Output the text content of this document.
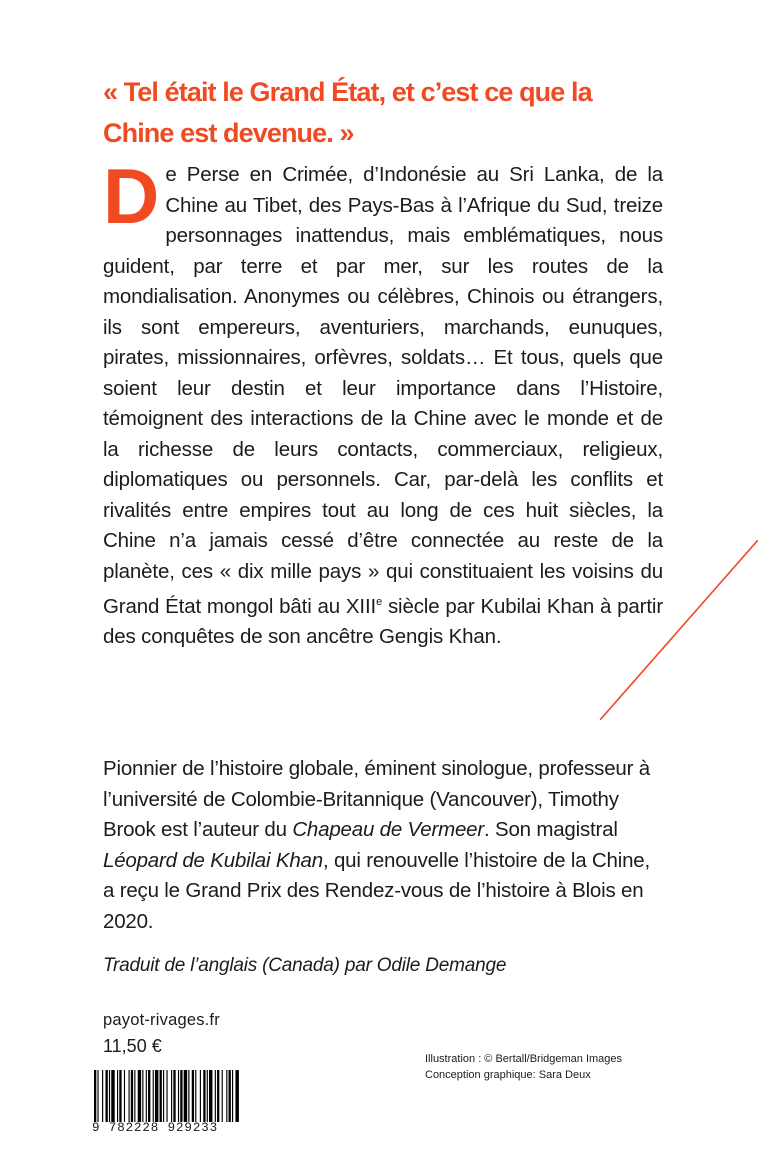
« Tel était le Grand État, et c’est ce que la Chine est devenue. »

De Perse en Crimée, d’Indonésie au Sri Lanka, de la Chine au Tibet, des Pays-Bas à l’Afrique du Sud, treize personnages inattendus, mais emblématiques, nous guident, par terre et par mer, sur les routes de la mondialisation. Anonymes ou célèbres, Chinois ou étrangers, ils sont empereurs, aventuriers, marchands, eunuques, pirates, missionnaires, orfèvres, soldats… Et tous, quels que soient leur destin et leur importance dans l’Histoire, témoignent des interactions de la Chine avec le monde et de la richesse de leurs contacts, commerciaux, religieux, diplomatiques ou personnels. Car, par-delà les conflits et rivalités entre empires tout au long de ces huit siècles, la Chine n’a jamais cessé d’être connectée au reste de la planète, ces « dix mille pays » qui constituaient les voisins du Grand État mongol bâti au XIIIe siècle par Kubilai Khan à partir des conquêtes de son ancêtre Gengis Khan.

Pionnier de l’histoire globale, éminent sinologue, professeur à l’université de Colombie-Britannique (Vancouver), Timothy Brook est l’auteur du Chapeau de Vermeer. Son magistral Léopard de Kubilai Khan, qui renouvelle l’histoire de la Chine, a reçu le Grand Prix des Rendez-vous de l’histoire à Blois en 2020.

Traduit de l’anglais (Canada) par Odile Demange

payot-rivages.fr

11,50 €

Illustration : © Bertall/Bridgeman Images
Conception graphique: Sara Deux

9 782228 929233
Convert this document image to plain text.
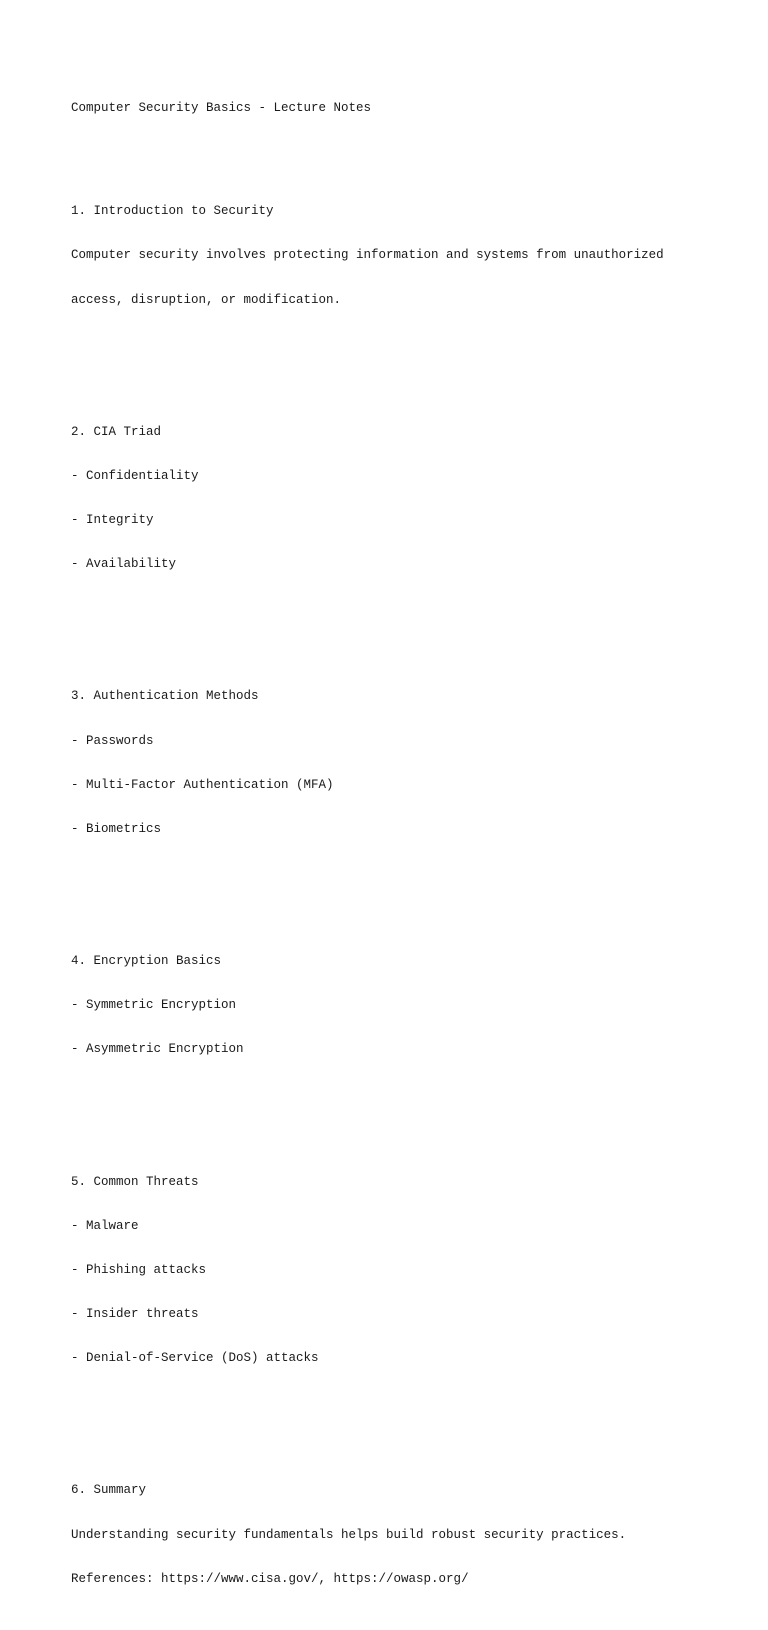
Computer Security Basics - Lecture Notes

1. Introduction to Security

Computer security involves protecting information and systems from unauthorized

access, disruption, or modification.

2. CIA Triad

- Confidentiality

- Integrity

- Availability

3. Authentication Methods

- Passwords

- Multi-Factor Authentication (MFA)

- Biometrics

4. Encryption Basics

- Symmetric Encryption

- Asymmetric Encryption

5. Common Threats

- Malware

- Phishing attacks

- Insider threats

- Denial-of-Service (DoS) attacks

6. Summary

Understanding security fundamentals helps build robust security practices.

References: https://www.cisa.gov/, https://owasp.org/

(TASK REQUIREMENTS) Pictures in the data above should not be copied; transcribe everything else exactly.

(FINISHED ANSWER)
Output the text content of this document.
« Tel était le Grand État, et c’est ce que la Chine est devenue. »

De Perse en Crimée, d’Indonésie au Sri Lanka, de la Chine au Tibet, des Pays-Bas à l’Afrique du Sud, treize personnages inattendus, mais emblématiques, nous guident, par terre et par mer, sur les routes de la mondialisation. Anonymes ou célèbres, Chinois ou étrangers, ils sont empereurs, aventuriers, marchands, eunuques, pirates, missionnaires, orfèvres, soldats… Et tous, quels que soient leur destin et leur importance dans l’Histoire, témoignent des interactions de la Chine avec le monde et de la richesse de leurs contacts, commerciaux, religieux, diplomatiques ou personnels. Car, par-delà les conflits et rivalités entre empires tout au long de ces huit siècles, la Chine n’a jamais cessé d’être connectée au reste de la planète, ces « dix mille pays » qui constituaient les voisins du Grand État mongol bâti au XIIIe siècle par Kubilai Khan à partir des conquêtes de son ancêtre Gengis Khan.

Pionnier de l’histoire globale, éminent sinologue, professeur à l’université de Colombie-Britannique (Vancouver), Timothy Brook est l’auteur du Chapeau de Vermeer. Son magistral Léopard de Kubilai Khan, qui renouvelle l’histoire de la Chine, a reçu le Grand Prix des Rendez-vous de l’histoire à Blois en 2020.

Traduit de l’anglais (Canada) par Odile Demange

payot-rivages.fr

11,50 €

Illustration : © Bertall/Bridgeman Images
Conception graphique: Sara Deux

9 782228 929233
Convert this document image to plain text.
Computer Security Basics - Lecture Notes

1. Introduction to Security

Computer security involves protecting information and systems from unauthorized

access, disruption, or modification.

2. CIA Triad

- Confidentiality

- Integrity

- Availability

3. Authentication Methods

- Passwords

- Multi-Factor Authentication (MFA)

- Biometrics

4. Encryption Basics

- Symmetric Encryption

- Asymmetric Encryption

5. Common Threats

- Malware

- Phishing attacks

- Insider threats

- Denial-of-Service (DoS) attacks

6. Summary

Understanding security fundamentals helps build robust security practices.

References: https://www.cisa.gov/, https://owasp.org/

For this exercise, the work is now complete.